Reproduce all entries precisely as they are written.

# Start of Material to process

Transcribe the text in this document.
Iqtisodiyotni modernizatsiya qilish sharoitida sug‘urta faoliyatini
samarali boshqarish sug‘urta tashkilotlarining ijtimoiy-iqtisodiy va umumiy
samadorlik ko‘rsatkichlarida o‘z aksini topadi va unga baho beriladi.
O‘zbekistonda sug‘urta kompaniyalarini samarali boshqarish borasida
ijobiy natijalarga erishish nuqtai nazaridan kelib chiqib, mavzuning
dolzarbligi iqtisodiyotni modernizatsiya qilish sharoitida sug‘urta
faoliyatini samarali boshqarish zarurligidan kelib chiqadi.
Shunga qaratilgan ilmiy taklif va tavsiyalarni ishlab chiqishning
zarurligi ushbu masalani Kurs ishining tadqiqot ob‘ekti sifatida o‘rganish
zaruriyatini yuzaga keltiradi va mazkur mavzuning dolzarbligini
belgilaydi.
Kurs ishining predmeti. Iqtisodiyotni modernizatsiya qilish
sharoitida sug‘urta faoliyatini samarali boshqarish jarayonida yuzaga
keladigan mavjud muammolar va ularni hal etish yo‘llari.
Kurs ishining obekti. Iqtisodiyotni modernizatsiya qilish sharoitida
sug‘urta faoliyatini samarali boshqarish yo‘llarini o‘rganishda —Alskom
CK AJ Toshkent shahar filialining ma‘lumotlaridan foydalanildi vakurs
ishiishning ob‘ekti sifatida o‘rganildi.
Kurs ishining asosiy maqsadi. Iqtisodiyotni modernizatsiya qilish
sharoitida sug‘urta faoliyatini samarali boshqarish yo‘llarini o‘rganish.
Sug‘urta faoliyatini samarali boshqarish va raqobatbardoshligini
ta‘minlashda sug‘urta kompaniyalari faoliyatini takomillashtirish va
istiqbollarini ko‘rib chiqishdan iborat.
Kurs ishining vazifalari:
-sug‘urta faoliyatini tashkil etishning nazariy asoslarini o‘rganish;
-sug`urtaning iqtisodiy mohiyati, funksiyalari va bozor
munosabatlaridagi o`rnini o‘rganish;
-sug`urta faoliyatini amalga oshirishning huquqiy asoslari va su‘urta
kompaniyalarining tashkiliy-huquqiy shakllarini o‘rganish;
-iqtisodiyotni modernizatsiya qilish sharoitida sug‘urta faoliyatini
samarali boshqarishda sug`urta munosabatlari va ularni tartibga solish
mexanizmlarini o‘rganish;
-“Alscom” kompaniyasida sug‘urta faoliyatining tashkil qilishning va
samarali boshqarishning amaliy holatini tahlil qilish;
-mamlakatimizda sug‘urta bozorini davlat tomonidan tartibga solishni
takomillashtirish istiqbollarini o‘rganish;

# End of Material to process

#### Exercise output
Transcribe the text in this document.
Iqtisodiyotni modernizatsiya qilish sharoitida sug‘urta faoliyatini
samarali boshqarish sug‘urta tashkilotlarining ijtimoiy-iqtisodiy va umumiy
samadorlik ko‘rsatkichlarida o‘z aksini topadi va unga baho beriladi.
O‘zbekistonda sug‘urta kompaniyalarini samarali boshqarish borasida
ijobiy natijalarga erishish nuqtai nazaridan kelib chiqib, mavzuning
dolzarbligi iqtisodiyotni modernizatsiya qilish sharoitida sug‘urta
faoliyatini samarali boshqarish zarurligidan kelib chiqadi.
Shunga qaratilgan ilmiy taklif va tavsiyalarni ishlab chiqishning
zarurligi ushbu masalani Kurs ishining tadqiqot ob‘ekti sifatida o‘rganish
zaruriyatini yuzaga keltiradi va mazkur mavzuning dolzarbligini
belgilaydi.
Kurs ishining predmeti. Iqtisodiyotni modernizatsiya qilish
sharoitida sug‘urta faoliyatini samarali boshqarish jarayonida yuzaga
keladigan mavjud muammolar va ularni hal etish yo‘llari.
Kurs ishining obekti. Iqtisodiyotni modernizatsiya qilish sharoitida
sug‘urta faoliyatini samarali boshqarish yo‘llarini o‘rganishda —Alskom
CK AJ Toshkent shahar filialining ma‘lumotlaridan foydalanildi vakurs
ishiishning ob‘ekti sifatida o‘rganildi.
Kurs ishining asosiy maqsadi. Iqtisodiyotni modernizatsiya qilish
sharoitida sug‘urta faoliyatini samarali boshqarish yo‘llarini o‘rganish.
Sug‘urta faoliyatini samarali boshqarish va raqobatbardoshligini
ta‘minlashda sug‘urta kompaniyalari faoliyatini takomillashtirish va
istiqbollarini ko‘rib chiqishdan iborat.
Kurs ishining vazifalari:
-sug‘urta faoliyatini tashkil etishning nazariy asoslarini o‘rganish;
-sug`urtaning iqtisodiy mohiyati, funksiyalari va bozor
munosabatlaridagi o`rnini o‘rganish;
-sug`urta faoliyatini amalga oshirishning huquqiy asoslari va su‘urta
kompaniyalarining tashkiliy-huquqiy shakllarini o‘rganish;
-iqtisodiyotni modernizatsiya qilish sharoitida sug‘urta faoliyatini
samarali boshqarishda sug`urta munosabatlari va ularni tartibga solish
mexanizmlarini o‘rganish;
-“Alscom” kompaniyasida sug‘urta faoliyatining tashkil qilishning va
samarali boshqarishning amaliy holatini tahlil qilish;
-mamlakatimizda sug‘urta bozorini davlat tomonidan tartibga solishni
takomillashtirish istiqbollarini o‘rganish;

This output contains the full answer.